(Figure contents as structured data)
================

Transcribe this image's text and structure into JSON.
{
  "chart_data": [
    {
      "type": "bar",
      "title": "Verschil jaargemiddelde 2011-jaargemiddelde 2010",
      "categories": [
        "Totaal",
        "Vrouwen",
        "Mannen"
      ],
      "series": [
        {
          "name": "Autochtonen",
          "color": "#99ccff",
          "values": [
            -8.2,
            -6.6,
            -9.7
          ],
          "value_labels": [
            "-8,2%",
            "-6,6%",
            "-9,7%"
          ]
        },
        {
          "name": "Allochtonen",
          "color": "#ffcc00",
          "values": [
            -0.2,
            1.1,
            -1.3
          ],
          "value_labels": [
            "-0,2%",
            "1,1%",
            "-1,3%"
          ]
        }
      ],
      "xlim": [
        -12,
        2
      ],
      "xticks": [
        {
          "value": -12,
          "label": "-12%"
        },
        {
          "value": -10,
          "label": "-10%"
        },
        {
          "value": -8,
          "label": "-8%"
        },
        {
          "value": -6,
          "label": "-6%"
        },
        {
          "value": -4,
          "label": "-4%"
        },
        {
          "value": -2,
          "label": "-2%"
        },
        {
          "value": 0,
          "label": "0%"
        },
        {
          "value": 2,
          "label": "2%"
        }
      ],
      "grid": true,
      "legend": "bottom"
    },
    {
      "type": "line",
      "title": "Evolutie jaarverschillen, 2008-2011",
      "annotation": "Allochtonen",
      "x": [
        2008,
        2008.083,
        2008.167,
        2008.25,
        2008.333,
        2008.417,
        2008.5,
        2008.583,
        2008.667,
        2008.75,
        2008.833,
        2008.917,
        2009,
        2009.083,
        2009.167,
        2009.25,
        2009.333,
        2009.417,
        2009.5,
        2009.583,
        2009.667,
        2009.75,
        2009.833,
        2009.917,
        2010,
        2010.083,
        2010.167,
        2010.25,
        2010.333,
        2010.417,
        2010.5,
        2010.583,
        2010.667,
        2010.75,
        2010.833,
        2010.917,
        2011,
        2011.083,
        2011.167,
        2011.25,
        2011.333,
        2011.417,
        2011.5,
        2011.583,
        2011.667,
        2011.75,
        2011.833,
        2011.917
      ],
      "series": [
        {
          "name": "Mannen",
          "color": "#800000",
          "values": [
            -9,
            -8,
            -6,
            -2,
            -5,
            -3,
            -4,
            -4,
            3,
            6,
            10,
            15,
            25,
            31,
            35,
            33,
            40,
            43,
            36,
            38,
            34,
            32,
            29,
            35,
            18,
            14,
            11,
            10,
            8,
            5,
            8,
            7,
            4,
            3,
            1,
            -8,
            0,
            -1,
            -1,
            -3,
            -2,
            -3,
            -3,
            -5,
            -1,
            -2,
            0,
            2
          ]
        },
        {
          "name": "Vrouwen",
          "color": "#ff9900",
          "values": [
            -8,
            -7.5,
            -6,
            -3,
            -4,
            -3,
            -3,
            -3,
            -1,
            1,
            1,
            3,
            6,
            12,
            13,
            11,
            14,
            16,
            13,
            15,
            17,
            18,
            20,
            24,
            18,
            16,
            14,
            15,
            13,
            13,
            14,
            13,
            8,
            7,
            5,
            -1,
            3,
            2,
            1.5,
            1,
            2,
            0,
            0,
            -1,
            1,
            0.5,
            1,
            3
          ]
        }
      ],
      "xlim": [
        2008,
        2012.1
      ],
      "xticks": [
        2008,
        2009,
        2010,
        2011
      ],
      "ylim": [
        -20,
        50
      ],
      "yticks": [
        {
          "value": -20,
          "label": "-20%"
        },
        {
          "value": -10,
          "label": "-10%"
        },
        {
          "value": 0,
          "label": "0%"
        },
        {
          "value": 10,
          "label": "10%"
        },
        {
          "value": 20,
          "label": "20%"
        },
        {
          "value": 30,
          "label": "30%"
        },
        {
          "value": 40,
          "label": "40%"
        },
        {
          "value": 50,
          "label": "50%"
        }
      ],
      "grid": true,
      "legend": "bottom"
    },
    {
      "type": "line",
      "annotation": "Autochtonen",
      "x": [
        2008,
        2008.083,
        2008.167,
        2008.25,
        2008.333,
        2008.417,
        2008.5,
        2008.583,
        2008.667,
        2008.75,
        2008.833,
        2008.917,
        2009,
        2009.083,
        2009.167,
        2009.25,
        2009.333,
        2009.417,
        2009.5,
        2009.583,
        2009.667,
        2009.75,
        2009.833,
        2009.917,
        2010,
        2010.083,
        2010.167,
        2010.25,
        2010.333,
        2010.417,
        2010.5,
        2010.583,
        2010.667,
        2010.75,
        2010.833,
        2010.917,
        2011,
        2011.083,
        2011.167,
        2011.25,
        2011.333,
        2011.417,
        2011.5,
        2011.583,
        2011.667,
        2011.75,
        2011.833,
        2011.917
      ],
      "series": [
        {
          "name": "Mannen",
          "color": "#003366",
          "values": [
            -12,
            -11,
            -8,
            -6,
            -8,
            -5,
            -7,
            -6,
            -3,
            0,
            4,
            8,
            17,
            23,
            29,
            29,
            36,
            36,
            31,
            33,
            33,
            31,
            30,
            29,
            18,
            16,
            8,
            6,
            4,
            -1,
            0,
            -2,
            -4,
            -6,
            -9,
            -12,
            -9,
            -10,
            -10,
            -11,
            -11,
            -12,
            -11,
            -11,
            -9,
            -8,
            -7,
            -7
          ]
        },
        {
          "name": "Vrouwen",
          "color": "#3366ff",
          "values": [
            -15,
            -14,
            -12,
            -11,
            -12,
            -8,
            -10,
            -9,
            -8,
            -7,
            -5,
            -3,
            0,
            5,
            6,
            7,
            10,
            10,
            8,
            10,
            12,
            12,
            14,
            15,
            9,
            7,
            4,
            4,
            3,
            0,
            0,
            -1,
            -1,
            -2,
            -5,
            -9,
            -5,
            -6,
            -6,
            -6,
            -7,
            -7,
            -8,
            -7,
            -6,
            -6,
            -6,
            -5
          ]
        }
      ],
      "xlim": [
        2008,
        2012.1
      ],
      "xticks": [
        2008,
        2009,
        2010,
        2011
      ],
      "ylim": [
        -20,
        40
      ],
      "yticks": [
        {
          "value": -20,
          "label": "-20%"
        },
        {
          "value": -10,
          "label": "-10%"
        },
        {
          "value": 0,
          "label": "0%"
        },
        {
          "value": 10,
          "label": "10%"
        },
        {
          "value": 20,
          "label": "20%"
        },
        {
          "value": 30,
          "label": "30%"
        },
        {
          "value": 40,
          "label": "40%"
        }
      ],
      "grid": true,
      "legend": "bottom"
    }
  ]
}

================

Print the records once more, exactly as they were given.

Transcribe this image's text and structure into JSON.
{
  "chart_data": [
    {
      "type": "bar",
      "title": "Verschil jaargemiddelde 2011-jaargemiddelde 2010",
      "categories": [
        "Totaal",
        "Vrouwen",
        "Mannen"
      ],
      "series": [
        {
          "name": "Autochtonen",
          "color": "#99ccff",
          "values": [
            -8.2,
            -6.6,
            -9.7
          ],
          "value_labels": [
            "-8,2%",
            "-6,6%",
            "-9,7%"
          ]
        },
        {
          "name": "Allochtonen",
          "color": "#ffcc00",
          "values": [
            -0.2,
            1.1,
            -1.3
          ],
          "value_labels": [
            "-0,2%",
            "1,1%",
            "-1,3%"
          ]
        }
      ],
      "xlim": [
        -12,
        2
      ],
      "xticks": [
        {
          "value": -12,
          "label": "-12%"
        },
        {
          "value": -10,
          "label": "-10%"
        },
        {
          "value": -8,
          "label": "-8%"
        },
        {
          "value": -6,
          "label": "-6%"
        },
        {
          "value": -4,
          "label": "-4%"
        },
        {
          "value": -2,
          "label": "-2%"
        },
        {
          "value": 0,
          "label": "0%"
        },
        {
          "value": 2,
          "label": "2%"
        }
      ],
      "grid": true,
      "legend": "bottom"
    },
    {
      "type": "line",
      "title": "Evolutie jaarverschillen, 2008-2011",
      "annotation": "Allochtonen",
      "x": [
        2008,
        2008.083,
        2008.167,
        2008.25,
        2008.333,
        2008.417,
        2008.5,
        2008.583,
        2008.667,
        2008.75,
        2008.833,
        2008.917,
        2009,
        2009.083,
        2009.167,
        2009.25,
        2009.333,
        2009.417,
        2009.5,
        2009.583,
        2009.667,
        2009.75,
        2009.833,
        2009.917,
        2010,
        2010.083,
        2010.167,
        2010.25,
        2010.333,
        2010.417,
        2010.5,
        2010.583,
        2010.667,
        2010.75,
        2010.833,
        2010.917,
        2011,
        2011.083,
        2011.167,
        2011.25,
        2011.333,
        2011.417,
        2011.5,
        2011.583,
        2011.667,
        2011.75,
        2011.833,
        2011.917
      ],
      "series": [
        {
          "name": "Mannen",
          "color": "#800000",
          "values": [
            -9,
            -8,
            -6,
            -2,
            -5,
            -3,
            -4,
            -4,
            3,
            6,
            10,
            15,
            25,
            31,
            35,
            33,
            40,
            43,
            36,
            38,
            34,
            32,
            29,
            35,
            18,
            14,
            11,
            10,
            8,
            5,
            8,
            7,
            4,
            3,
            1,
            -8,
            0,
            -1,
            -1,
            -3,
            -2,
            -3,
            -3,
            -5,
            -1,
            -2,
            0,
            2
          ]
        },
        {
          "name": "Vrouwen",
          "color": "#ff9900",
          "values": [
            -8,
            -7.5,
            -6,
            -3,
            -4,
            -3,
            -3,
            -3,
            -1,
            1,
            1,
            3,
            6,
            12,
            13,
            11,
            14,
            16,
            13,
            15,
            17,
            18,
            20,
            24,
            18,
            16,
            14,
            15,
            13,
            13,
            14,
            13,
            8,
            7,
            5,
            -1,
            3,
            2,
            1.5,
            1,
            2,
            0,
            0,
            -1,
            1,
            0.5,
            1,
            3
          ]
        }
      ],
      "xlim": [
        2008,
        2012.1
      ],
      "xticks": [
        2008,
        2009,
        2010,
        2011
      ],
      "ylim": [
        -20,
        50
      ],
      "yticks": [
        {
          "value": -20,
          "label": "-20%"
        },
        {
          "value": -10,
          "label": "-10%"
        },
        {
          "value": 0,
          "label": "0%"
        },
        {
          "value": 10,
          "label": "10%"
        },
        {
          "value": 20,
          "label": "20%"
        },
        {
          "value": 30,
          "label": "30%"
        },
        {
          "value": 40,
          "label": "40%"
        },
        {
          "value": 50,
          "label": "50%"
        }
      ],
      "grid": true,
      "legend": "bottom"
    },
    {
      "type": "line",
      "annotation": "Autochtonen",
      "x": [
        2008,
        2008.083,
        2008.167,
        2008.25,
        2008.333,
        2008.417,
        2008.5,
        2008.583,
        2008.667,
        2008.75,
        2008.833,
        2008.917,
        2009,
        2009.083,
        2009.167,
        2009.25,
        2009.333,
        2009.417,
        2009.5,
        2009.583,
        2009.667,
        2009.75,
        2009.833,
        2009.917,
        2010,
        2010.083,
        2010.167,
        2010.25,
        2010.333,
        2010.417,
        2010.5,
        2010.583,
        2010.667,
        2010.75,
        2010.833,
        2010.917,
        2011,
        2011.083,
        2011.167,
        2011.25,
        2011.333,
        2011.417,
        2011.5,
        2011.583,
        2011.667,
        2011.75,
        2011.833,
        2011.917
      ],
      "series": [
        {
          "name": "Mannen",
          "color": "#003366",
          "values": [
            -12,
            -11,
            -8,
            -6,
            -8,
            -5,
            -7,
            -6,
            -3,
            0,
            4,
            8,
            17,
            23,
            29,
            29,
            36,
            36,
            31,
            33,
            33,
            31,
            30,
            29,
            18,
            16,
            8,
            6,
            4,
            -1,
            0,
            -2,
            -4,
            -6,
            -9,
            -12,
            -9,
            -10,
            -10,
            -11,
            -11,
            -12,
            -11,
            -11,
            -9,
            -8,
            -7,
            -7
          ]
        },
        {
          "name": "Vrouwen",
          "color": "#3366ff",
          "values": [
            -15,
            -14,
            -12,
            -11,
            -12,
            -8,
            -10,
            -9,
            -8,
            -7,
            -5,
            -3,
            0,
            5,
            6,
            7,
            10,
            10,
            8,
            10,
            12,
            12,
            14,
            15,
            9,
            7,
            4,
            4,
            3,
            0,
            0,
            -1,
            -1,
            -2,
            -5,
            -9,
            -5,
            -6,
            -6,
            -6,
            -7,
            -7,
            -8,
            -7,
            -6,
            -6,
            -6,
            -5
          ]
        }
      ],
      "xlim": [
        2008,
        2012.1
      ],
      "xticks": [
        2008,
        2009,
        2010,
        2011
      ],
      "ylim": [
        -20,
        40
      ],
      "yticks": [
        {
          "value": -20,
          "label": "-20%"
        },
        {
          "value": -10,
          "label": "-10%"
        },
        {
          "value": 0,
          "label": "0%"
        },
        {
          "value": 10,
          "label": "10%"
        },
        {
          "value": 20,
          "label": "20%"
        },
        {
          "value": 30,
          "label": "30%"
        },
        {
          "value": 40,
          "label": "40%"
        }
      ],
      "grid": true,
      "legend": "bottom"
    }
  ]
}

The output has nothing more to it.